▸ Texte à lire:
Au nom du gouvernement, la police équatorienne a pris possession le
8 juillet de 195 sociétés censées appartenir au groupe
Isaias, dont les chaînes de télévision privées
Gamavisión, TC Televisión et Cablevisión, qui jouissent de plus de
la moitié de l'audience nationale. Dans un processus différent
mais simultané, la populaire Radio Sucre, critique du pouvoir, a été
fermée pour problèmes présumés de fréquence.
Le Consejo Nacional de Radiodifusión y
Televisión (Conartel) analyse en outre, pour indices supposés
d'irrégularités, l'exploitation de 597 fréquences locales
et nationales, y compris celles des autres chaînes privées de
télévision d'audience nationale, RedTeleSistema, Telerama,
Ecuavisa y Teleamazonas.
Jamais peut-être, dans un pays que la communauté
internationale considère encore comme démocratique, le pouvoir
n'avait fait une telle razzia sur les médias. Les trois télévisions
passées sous contrôle public continuent à émettre,
mais la ligne éditoriale de l'information y est dictée par
un gérant nommé par le gouvernement. La propagande s'y substitue
à l'analyse à l'approche du référendum auquel
sera soumis, en septembre, la nouvelle Constitution socialiste. L'Assemblée
constituante la peaufine sous la domination du parti présidentiel
Acuerdo Pais (Accord Pays). Les derniers sondages jettent un doute sur la
victoire du oui.
Perpétrant son coup de force à un moment qu'il croit politiquement
opportun, Rafael Correa le justifie par un argument qu'applaudissent de nombreux
Equatoriens. Il s'agit, officiellement, de récupérer
les 661 millions de dollars qu'aurait coûté à l'Etat
et aux épargnants la faillite frauduleuse, il y a dix ans, de la banque
Filanbanco. Roberto et William Isaias, ex-administrateurs de Filanbanco et
propriétaires supposés des sociétés et chaînes
de télévisions saisies le 8 juillet, sont réfugiés
aux Etats-Unis. L'Equateur demande leur extradition.
Soixante mille clients de Filanbanco furent victimes du crash bancaire national
qui déboucha en 2000 sur l'adoption du dollar américain
comme monnaie officielle de l'Equateur. Le président Correa affirme
que les télévisions et autres sociétés du groupe
Isaias seront vendues aux enchères pour compenser les pertes de l'Etat
et des épargnants. Toutefois, le quotidien El Telégrafo,
saisi l'an dernier et devant lui aussi être vendu pour dédommager
des victimes du crash bancaire, est devenu et demeure un organe officiel
de défense du pouvoir.
Les avocats du groupe Isaias contestent le caractère administratif
des saisies, ordonnées au nom du gouvernement, sans la moindre décision
de justice, par l'Agencia de Garantía
de Depósitos (Agence de garantie des dépôts, AGD). Ils
prétendent aussi que nombre de sociétés visées
n'appartiendraient plus au groupe Isaias.

▸ Consigne écrite 1:
Recopiez le passage du texte sur les saisies de médias en Équateur, depuis « Perpétrant son coup » jusqu'à « demande leur extradition. » inclus.
▸ Consigne écrite 2:
D'après le texte sur les saisies de médias en Équateur, combien de clients de Filanbanco furent victimes du crash bancaire national ?
▸ Consigne écrite 3:
Dressez la liste de toutes les chaînes de télévision privées nommées dans le texte sur les saisies de médias en Équateur.

▸ Lignes affichées:
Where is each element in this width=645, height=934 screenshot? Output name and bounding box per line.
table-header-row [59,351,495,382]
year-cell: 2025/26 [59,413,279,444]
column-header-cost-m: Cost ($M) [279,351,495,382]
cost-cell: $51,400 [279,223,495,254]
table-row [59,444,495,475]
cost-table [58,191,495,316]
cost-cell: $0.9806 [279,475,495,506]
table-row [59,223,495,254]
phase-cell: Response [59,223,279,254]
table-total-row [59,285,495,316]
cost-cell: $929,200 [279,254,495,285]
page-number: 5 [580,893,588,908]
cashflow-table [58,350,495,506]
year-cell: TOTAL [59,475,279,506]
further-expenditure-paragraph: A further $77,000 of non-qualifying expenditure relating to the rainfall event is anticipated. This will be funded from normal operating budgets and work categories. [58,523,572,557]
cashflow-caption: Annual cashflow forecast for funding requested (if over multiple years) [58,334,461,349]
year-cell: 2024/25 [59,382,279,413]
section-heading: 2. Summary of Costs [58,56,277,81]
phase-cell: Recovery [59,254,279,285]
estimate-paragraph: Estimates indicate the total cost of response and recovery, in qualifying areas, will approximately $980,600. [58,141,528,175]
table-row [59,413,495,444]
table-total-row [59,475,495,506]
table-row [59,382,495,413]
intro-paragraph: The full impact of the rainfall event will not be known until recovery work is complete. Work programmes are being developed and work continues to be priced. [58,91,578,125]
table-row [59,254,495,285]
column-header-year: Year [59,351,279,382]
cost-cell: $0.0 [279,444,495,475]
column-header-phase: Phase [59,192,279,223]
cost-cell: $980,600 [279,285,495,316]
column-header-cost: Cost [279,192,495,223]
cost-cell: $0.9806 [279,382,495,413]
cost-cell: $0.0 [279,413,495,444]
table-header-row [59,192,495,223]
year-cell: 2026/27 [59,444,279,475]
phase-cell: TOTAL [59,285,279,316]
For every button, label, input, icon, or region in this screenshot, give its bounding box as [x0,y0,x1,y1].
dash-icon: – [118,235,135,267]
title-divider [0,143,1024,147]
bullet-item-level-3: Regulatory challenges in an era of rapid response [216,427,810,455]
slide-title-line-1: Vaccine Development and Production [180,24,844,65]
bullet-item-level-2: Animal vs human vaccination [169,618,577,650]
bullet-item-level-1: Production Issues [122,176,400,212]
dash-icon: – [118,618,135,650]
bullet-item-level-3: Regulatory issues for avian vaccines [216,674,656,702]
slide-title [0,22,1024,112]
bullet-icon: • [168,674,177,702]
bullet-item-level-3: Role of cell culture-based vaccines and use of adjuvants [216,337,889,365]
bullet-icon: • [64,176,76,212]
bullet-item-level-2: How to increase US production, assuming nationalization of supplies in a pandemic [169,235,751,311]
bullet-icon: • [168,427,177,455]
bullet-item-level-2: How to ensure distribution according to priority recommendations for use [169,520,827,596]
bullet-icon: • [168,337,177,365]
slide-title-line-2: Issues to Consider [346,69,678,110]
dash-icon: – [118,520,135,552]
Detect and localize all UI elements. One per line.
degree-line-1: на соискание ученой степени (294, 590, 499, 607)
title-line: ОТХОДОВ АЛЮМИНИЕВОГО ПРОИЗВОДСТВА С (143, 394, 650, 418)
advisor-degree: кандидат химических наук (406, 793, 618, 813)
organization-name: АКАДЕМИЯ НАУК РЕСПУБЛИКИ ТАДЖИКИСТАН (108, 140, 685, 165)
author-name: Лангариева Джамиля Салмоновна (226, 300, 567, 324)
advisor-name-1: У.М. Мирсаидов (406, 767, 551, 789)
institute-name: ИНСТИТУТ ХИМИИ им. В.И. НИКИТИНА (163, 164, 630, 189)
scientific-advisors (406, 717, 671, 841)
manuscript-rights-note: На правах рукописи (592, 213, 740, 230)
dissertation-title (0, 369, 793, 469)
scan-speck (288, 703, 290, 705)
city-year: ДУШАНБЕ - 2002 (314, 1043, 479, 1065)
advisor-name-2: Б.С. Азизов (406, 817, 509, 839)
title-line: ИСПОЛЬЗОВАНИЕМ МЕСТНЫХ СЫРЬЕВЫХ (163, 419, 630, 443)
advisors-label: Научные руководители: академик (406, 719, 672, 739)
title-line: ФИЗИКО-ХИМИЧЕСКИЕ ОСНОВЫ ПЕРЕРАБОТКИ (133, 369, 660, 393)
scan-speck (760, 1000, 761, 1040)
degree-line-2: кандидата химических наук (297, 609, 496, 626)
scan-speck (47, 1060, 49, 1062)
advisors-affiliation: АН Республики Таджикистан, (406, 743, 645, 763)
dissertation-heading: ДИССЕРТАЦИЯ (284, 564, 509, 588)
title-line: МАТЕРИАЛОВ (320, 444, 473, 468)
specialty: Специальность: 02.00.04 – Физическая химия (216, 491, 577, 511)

▸ Réponse complète 1:
Perpétrant son coup de force à un moment qu'il croit politiquement
opportun, Rafael Correa le justifie par un argument qu'applaudissent de nombreux
Equatoriens. Il s'agit, officiellement, de récupérer
les 661 millions de dollars qu'aurait coûté à l'Etat
et aux épargnants la faillite frauduleuse, il y a dix ans, de la banque
Filanbanco. Roberto et William Isaias, ex-administrateurs de Filanbanco et
propriétaires supposés des sociétés et chaînes
de télévisions saisies le 8 juillet, sont réfugiés
aux Etats-Unis. L'Equateur demande leur extradition.

▸ Réponse complète 2:
Soixante mille clients.

▸ Réponse complète 3:
Gamavisión, TC Televisión, Cablevisión, RedTeleSistema, Telerama, Ecuavisa, Teleamazonas